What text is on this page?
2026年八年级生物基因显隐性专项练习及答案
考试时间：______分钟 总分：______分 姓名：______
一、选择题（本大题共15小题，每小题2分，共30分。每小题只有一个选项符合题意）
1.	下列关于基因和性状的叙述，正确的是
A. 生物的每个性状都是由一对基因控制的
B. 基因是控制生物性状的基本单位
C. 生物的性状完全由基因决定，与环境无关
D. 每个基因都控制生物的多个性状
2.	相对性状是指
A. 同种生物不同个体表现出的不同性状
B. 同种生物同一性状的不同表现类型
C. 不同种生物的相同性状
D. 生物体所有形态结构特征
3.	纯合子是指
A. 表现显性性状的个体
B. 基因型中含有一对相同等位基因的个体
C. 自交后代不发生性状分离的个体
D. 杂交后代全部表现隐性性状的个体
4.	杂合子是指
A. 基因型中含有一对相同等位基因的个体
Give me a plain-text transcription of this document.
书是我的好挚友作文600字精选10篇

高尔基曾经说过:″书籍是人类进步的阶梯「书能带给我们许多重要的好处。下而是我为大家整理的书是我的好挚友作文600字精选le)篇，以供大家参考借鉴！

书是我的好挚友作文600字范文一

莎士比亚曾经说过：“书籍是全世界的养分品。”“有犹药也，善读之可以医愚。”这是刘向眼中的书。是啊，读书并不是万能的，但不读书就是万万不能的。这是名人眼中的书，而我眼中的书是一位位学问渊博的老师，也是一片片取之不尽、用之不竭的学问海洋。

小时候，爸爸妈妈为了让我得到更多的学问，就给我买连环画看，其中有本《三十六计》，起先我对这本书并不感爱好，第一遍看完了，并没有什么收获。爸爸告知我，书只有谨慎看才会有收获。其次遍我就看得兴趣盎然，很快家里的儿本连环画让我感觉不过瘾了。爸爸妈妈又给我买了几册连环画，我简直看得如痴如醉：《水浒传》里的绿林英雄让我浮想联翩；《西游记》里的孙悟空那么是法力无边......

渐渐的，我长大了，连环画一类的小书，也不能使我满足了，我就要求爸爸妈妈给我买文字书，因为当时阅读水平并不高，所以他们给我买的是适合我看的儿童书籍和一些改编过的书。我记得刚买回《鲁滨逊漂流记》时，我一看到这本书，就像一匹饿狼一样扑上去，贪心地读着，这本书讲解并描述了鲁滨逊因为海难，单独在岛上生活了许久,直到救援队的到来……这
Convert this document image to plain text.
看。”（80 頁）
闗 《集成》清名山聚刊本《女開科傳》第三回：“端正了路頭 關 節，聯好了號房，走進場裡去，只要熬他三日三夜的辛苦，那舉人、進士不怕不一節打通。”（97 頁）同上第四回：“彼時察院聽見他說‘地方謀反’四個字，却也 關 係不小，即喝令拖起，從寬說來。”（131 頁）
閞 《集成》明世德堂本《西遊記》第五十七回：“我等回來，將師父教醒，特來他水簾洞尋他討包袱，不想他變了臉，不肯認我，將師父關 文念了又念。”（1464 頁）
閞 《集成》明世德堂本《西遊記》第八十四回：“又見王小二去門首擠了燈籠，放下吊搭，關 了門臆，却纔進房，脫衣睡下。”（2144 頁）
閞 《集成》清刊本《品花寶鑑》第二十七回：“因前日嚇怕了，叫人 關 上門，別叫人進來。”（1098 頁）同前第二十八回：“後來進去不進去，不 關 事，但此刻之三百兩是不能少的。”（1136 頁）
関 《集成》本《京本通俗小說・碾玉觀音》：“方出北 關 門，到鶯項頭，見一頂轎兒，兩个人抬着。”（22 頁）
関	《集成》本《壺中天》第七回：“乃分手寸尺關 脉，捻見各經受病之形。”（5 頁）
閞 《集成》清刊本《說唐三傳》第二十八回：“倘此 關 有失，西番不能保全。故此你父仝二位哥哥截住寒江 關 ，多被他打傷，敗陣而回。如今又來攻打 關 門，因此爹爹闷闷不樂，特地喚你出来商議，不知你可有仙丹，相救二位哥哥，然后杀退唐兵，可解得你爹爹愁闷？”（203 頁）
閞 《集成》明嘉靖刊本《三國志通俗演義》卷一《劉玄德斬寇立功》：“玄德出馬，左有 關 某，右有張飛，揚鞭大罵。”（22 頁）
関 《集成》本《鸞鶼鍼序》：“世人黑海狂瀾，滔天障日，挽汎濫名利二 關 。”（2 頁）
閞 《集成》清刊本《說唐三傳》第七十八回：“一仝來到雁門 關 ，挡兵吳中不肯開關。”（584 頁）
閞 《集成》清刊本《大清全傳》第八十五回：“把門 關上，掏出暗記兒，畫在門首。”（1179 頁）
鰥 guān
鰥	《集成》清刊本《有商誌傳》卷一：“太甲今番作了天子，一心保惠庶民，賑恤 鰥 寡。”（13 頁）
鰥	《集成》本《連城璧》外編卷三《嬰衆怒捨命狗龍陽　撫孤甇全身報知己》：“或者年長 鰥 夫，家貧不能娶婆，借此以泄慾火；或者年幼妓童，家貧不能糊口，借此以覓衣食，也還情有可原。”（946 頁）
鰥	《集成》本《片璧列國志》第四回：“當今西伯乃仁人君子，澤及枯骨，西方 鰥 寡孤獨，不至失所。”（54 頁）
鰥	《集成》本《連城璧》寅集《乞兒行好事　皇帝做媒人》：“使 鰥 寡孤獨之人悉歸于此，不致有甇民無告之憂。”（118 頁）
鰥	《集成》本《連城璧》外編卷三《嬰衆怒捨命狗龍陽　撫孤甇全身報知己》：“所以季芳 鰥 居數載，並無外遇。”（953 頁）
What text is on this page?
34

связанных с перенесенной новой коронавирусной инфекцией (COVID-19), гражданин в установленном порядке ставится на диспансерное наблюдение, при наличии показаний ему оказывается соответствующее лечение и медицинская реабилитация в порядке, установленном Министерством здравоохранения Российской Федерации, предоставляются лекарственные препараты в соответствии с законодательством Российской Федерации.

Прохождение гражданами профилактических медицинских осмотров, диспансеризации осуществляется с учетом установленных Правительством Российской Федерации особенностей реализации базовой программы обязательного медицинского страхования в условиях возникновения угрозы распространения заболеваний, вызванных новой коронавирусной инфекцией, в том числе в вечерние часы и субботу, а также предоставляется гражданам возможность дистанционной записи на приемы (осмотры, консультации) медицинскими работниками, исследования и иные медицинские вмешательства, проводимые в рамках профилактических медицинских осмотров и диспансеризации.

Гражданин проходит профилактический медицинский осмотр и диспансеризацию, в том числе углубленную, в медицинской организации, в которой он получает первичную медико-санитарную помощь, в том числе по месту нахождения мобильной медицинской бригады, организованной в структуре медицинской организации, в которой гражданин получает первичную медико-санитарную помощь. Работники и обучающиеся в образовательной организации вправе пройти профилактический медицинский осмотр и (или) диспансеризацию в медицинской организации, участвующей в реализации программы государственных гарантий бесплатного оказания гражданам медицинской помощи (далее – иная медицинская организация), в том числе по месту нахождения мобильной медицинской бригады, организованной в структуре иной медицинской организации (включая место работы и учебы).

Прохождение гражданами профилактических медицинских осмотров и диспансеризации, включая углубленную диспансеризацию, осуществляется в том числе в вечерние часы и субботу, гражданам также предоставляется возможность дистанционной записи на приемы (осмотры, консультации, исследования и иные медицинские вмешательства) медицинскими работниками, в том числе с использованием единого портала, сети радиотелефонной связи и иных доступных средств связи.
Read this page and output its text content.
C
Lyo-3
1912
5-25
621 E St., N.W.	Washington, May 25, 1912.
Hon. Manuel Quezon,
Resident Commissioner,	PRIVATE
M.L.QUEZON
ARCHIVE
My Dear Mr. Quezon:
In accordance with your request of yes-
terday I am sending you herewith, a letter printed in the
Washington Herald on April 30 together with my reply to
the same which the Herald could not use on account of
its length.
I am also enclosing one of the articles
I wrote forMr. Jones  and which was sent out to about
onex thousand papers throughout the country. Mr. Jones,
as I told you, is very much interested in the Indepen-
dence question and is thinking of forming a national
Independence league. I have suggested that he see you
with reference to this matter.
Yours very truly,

= = = = =

■ **Required work**: How many of the lines above include the string "撫孤甇全身報知己"? Answer with the number only.

■ **Result of this exercise**: 2